What to do:
Hunt for the word "text" across the entries below, copying each line that holds it.

[Stored data entries]
------------------------------

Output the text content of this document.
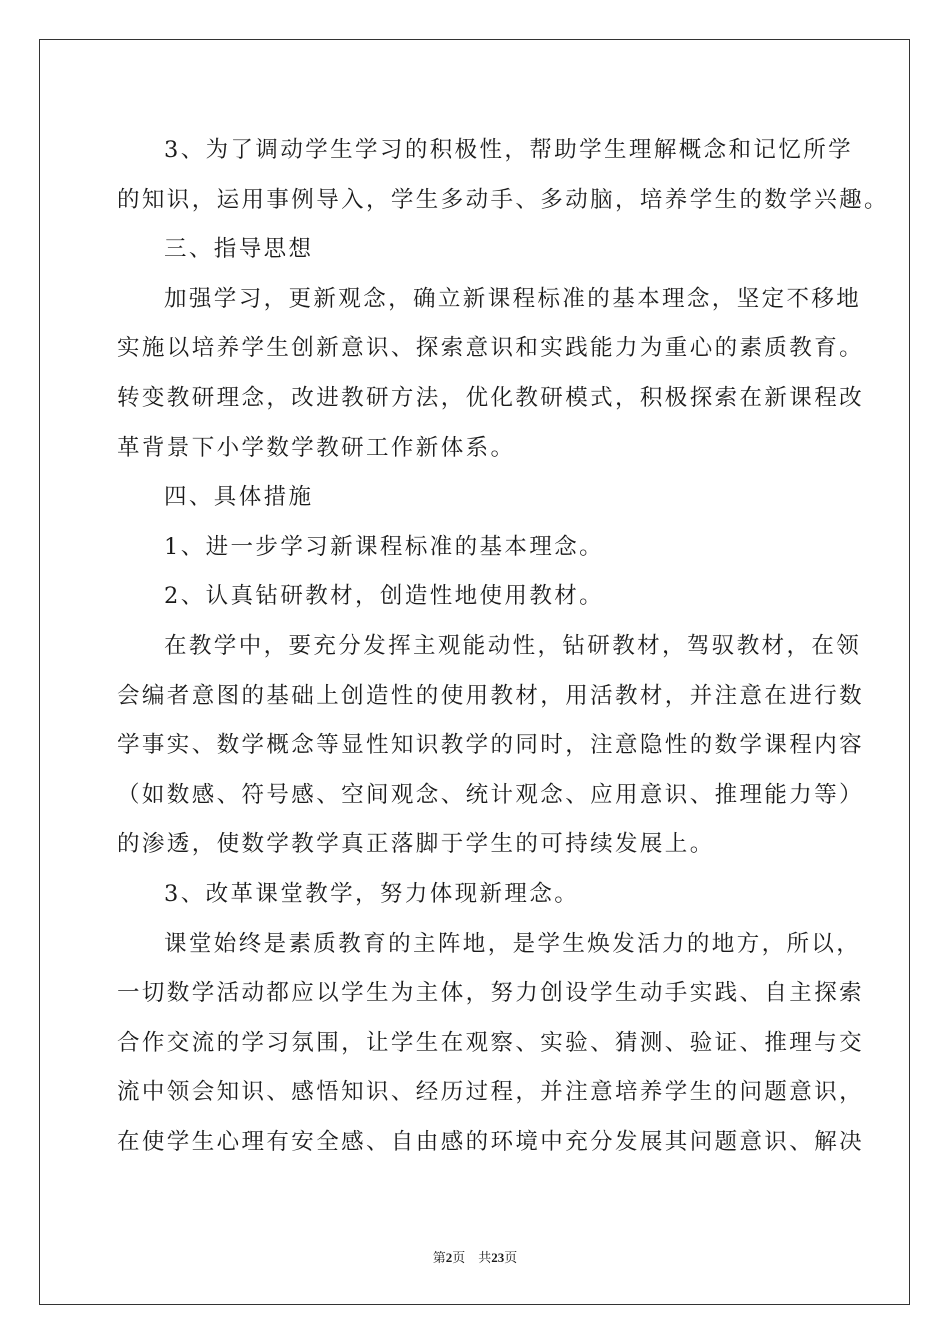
3、为了调动学生学习的积极性，帮助学生理解概念和记忆所学
的知识，运用事例导入，学生多动手、多动脑，培养学生的数学兴趣。
三、指导思想
加强学习，更新观念，确立新课程标准的基本理念，坚定不移地
实施以培养学生创新意识、探索意识和实践能力为重心的素质教育。
转变教研理念，改进教研方法，优化教研模式，积极探索在新课程改
革背景下小学数学教研工作新体系。
四、具体措施
1、进一步学习新课程标准的基本理念。
2、认真钻研教材，创造性地使用教材。
在教学中，要充分发挥主观能动性，钻研教材，驾驭教材，在领
会编者意图的基础上创造性的使用教材，用活教材，并注意在进行数
学事实、数学概念等显性知识教学的同时，注意隐性的数学课程内容
（如数感、符号感、空间观念、统计观念、应用意识、推理能力等）
的渗透，使数学教学真正落脚于学生的可持续发展上。
3、改革课堂教学，努力体现新理念。
课堂始终是素质教育的主阵地，是学生焕发活力的地方，所以，
一切数学活动都应以学生为主体，努力创设学生动手实践、自主探索
合作交流的学习氛围，让学生在观察、实验、猜测、验证、推理与交
流中领会知识、感悟知识、经历过程，并注意培养学生的问题意识，
在使学生心理有安全感、自由感的环境中充分发展其问题意识、解决
第2页　共23页
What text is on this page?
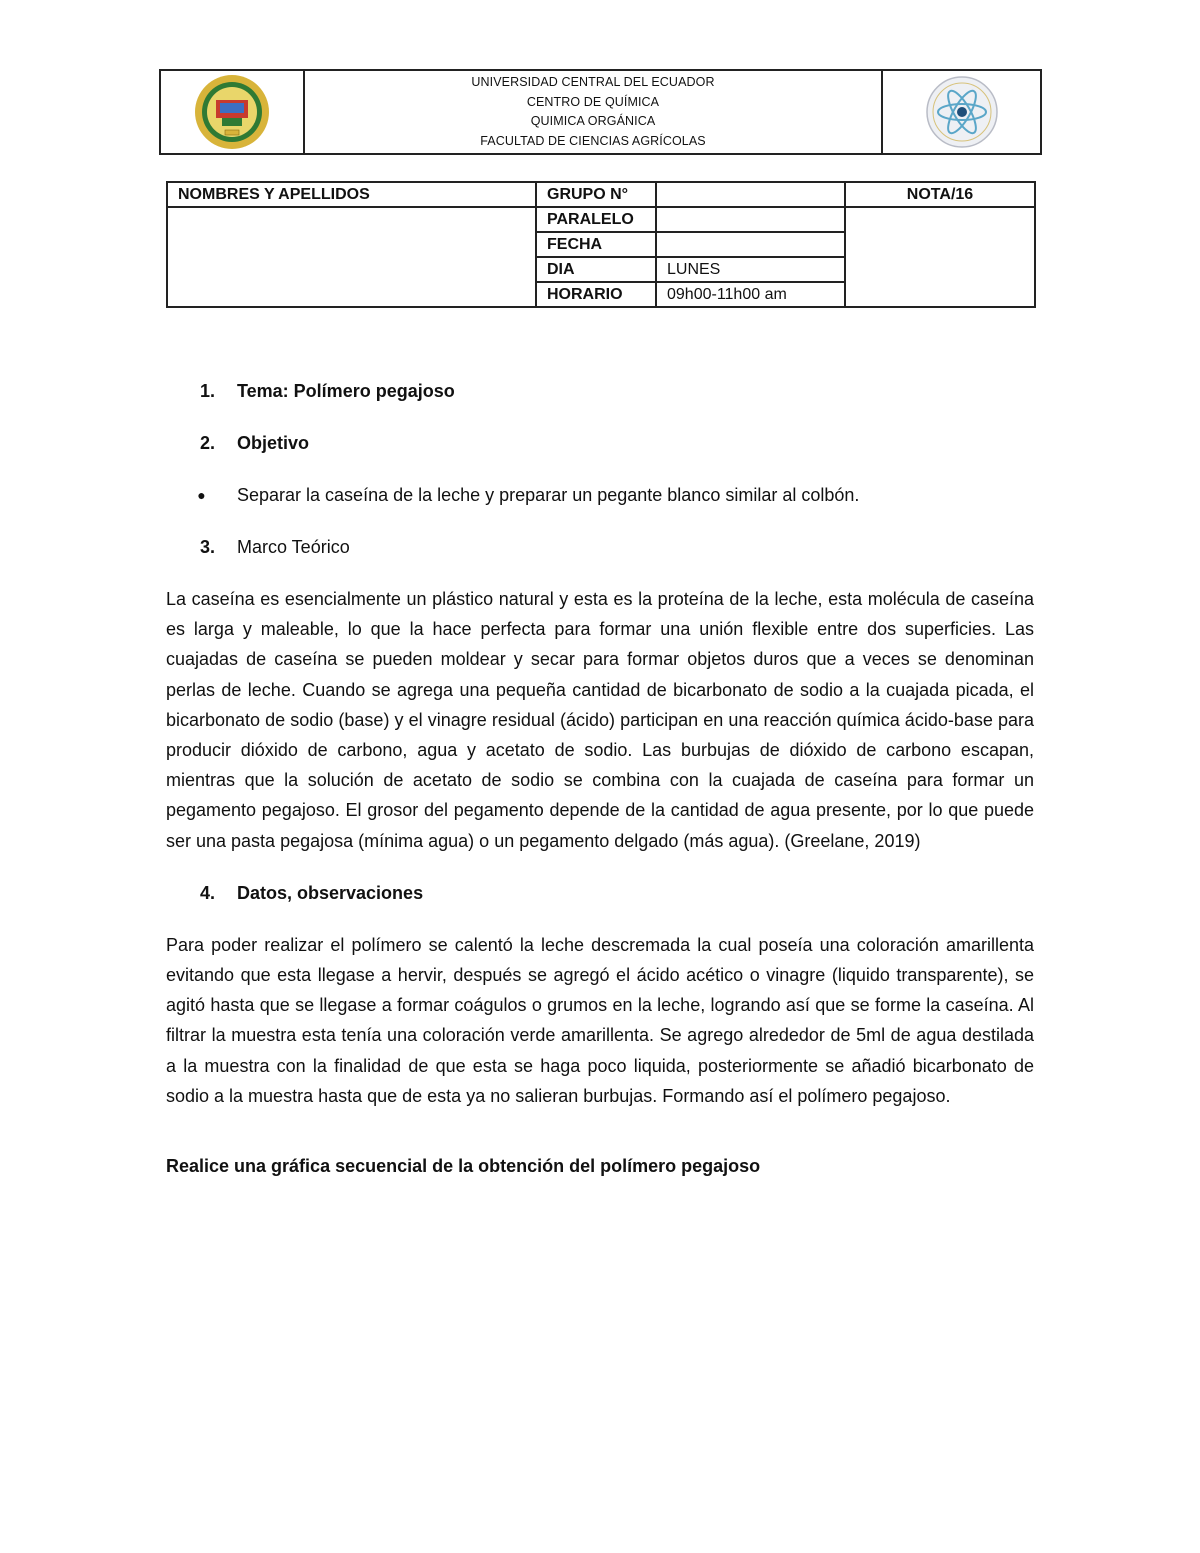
UNIVERSIDAD CENTRAL DEL ECUADOR
CENTRO DE QUÍMICA
QUIMICA ORGÁNICA
FACULTAD DE CIENCIAS AGRÍCOLAS
NOMBRES Y APELLIDOS	GRUPO N°		NOTA/16
	PARALELO		
	FECHA		
	DIA	LUNES	
	HORARIO	09h00-11h00 am	

1.	Tema: Polímero pegajoso

2.	Objetivo

●	Separar la caseína de la leche y preparar un pegante blanco similar al colbón.

3.	Marco Teórico

La caseína es esencialmente un plástico natural y esta es la proteína de la leche, esta molécula de caseína es larga y maleable, lo que la hace perfecta para formar una unión flexible entre dos superficies. Las cuajadas de caseína se pueden moldear y secar para formar objetos duros que a veces se denominan perlas de leche. Cuando se agrega una pequeña cantidad de bicarbonato de sodio a la cuajada picada, el bicarbonato de sodio (base) y el vinagre residual (ácido) participan en una reacción química ácido-base para producir dióxido de carbono, agua y acetato de sodio. Las burbujas de dióxido de carbono escapan, mientras que la solución de acetato de sodio se combina con la cuajada de caseína para formar un pegamento pegajoso. El grosor del pegamento depende de la cantidad de agua presente, por lo que puede ser una pasta pegajosa (mínima agua) o un pegamento delgado (más agua). (Greelane, 2019)

4.	Datos, observaciones

Para poder realizar el polímero se calentó la leche descremada la cual poseía una coloración amarillenta evitando que esta llegase a hervir, después se agregó el ácido acético o vinagre (liquido transparente), se agitó hasta que se llegase a formar coágulos o grumos en la leche, logrando así que se forme la caseína. Al filtrar la muestra esta tenía una coloración verde amarillenta. Se agrego alrededor de 5ml de agua destilada a la muestra con la finalidad de que esta se haga poco liquida, posteriormente se añadió bicarbonato de sodio a la muestra hasta que de esta ya no salieran burbujas. Formando así el polímero pegajoso.

Realice una gráfica secuencial de la obtención del polímero pegajoso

------------------------------

Answer for this exercise:
Output the text content of this document.
What text is on this page?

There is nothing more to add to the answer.